_Aim of the exercise_
Your task is to reproduce the material exactly.

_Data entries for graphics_
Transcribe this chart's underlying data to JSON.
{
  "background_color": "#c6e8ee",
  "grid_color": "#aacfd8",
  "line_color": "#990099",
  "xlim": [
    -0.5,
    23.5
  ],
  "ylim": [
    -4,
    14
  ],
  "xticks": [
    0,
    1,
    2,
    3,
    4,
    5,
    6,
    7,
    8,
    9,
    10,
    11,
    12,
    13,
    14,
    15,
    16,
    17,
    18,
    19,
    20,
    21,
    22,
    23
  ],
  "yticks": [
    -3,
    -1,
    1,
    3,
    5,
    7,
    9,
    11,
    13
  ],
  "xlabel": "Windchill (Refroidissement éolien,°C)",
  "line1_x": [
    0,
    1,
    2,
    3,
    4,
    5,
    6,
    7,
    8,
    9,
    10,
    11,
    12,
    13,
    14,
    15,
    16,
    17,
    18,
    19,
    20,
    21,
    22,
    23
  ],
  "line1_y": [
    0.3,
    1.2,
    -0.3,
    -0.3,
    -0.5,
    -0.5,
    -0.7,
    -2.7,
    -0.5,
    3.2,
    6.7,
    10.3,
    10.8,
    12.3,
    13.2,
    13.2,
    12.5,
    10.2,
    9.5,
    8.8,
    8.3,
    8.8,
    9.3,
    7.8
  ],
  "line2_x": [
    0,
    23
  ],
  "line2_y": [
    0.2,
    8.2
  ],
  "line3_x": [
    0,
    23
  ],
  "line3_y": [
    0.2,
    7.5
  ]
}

_Result for this task_
Transcribe this chart's underlying data to JSON.
{
  "background_color": "#c6e8ee",
  "grid_color": "#aacfd8",
  "line_color": "#990099",
  "xlim": [
    -0.5,
    23.5
  ],
  "ylim": [
    -4,
    14
  ],
  "xticks": [
    0,
    1,
    2,
    3,
    4,
    5,
    6,
    7,
    8,
    9,
    10,
    11,
    12,
    13,
    14,
    15,
    16,
    17,
    18,
    19,
    20,
    21,
    22,
    23
  ],
  "yticks": [
    -3,
    -1,
    1,
    3,
    5,
    7,
    9,
    11,
    13
  ],
  "xlabel": "Windchill (Refroidissement éolien,°C)",
  "line1_x": [
    0,
    1,
    2,
    3,
    4,
    5,
    6,
    7,
    8,
    9,
    10,
    11,
    12,
    13,
    14,
    15,
    16,
    17,
    18,
    19,
    20,
    21,
    22,
    23
  ],
  "line1_y": [
    0.3,
    1.2,
    -0.3,
    -0.3,
    -0.5,
    -0.5,
    -0.7,
    -2.7,
    -0.5,
    3.2,
    6.7,
    10.3,
    10.8,
    12.3,
    13.2,
    13.2,
    12.5,
    10.2,
    9.5,
    8.8,
    8.3,
    8.8,
    9.3,
    7.8
  ],
  "line2_x": [
    0,
    23
  ],
  "line2_y": [
    0.2,
    8.2
  ],
  "line3_x": [
    0,
    23
  ],
  "line3_y": [
    0.2,
    7.5
  ]
}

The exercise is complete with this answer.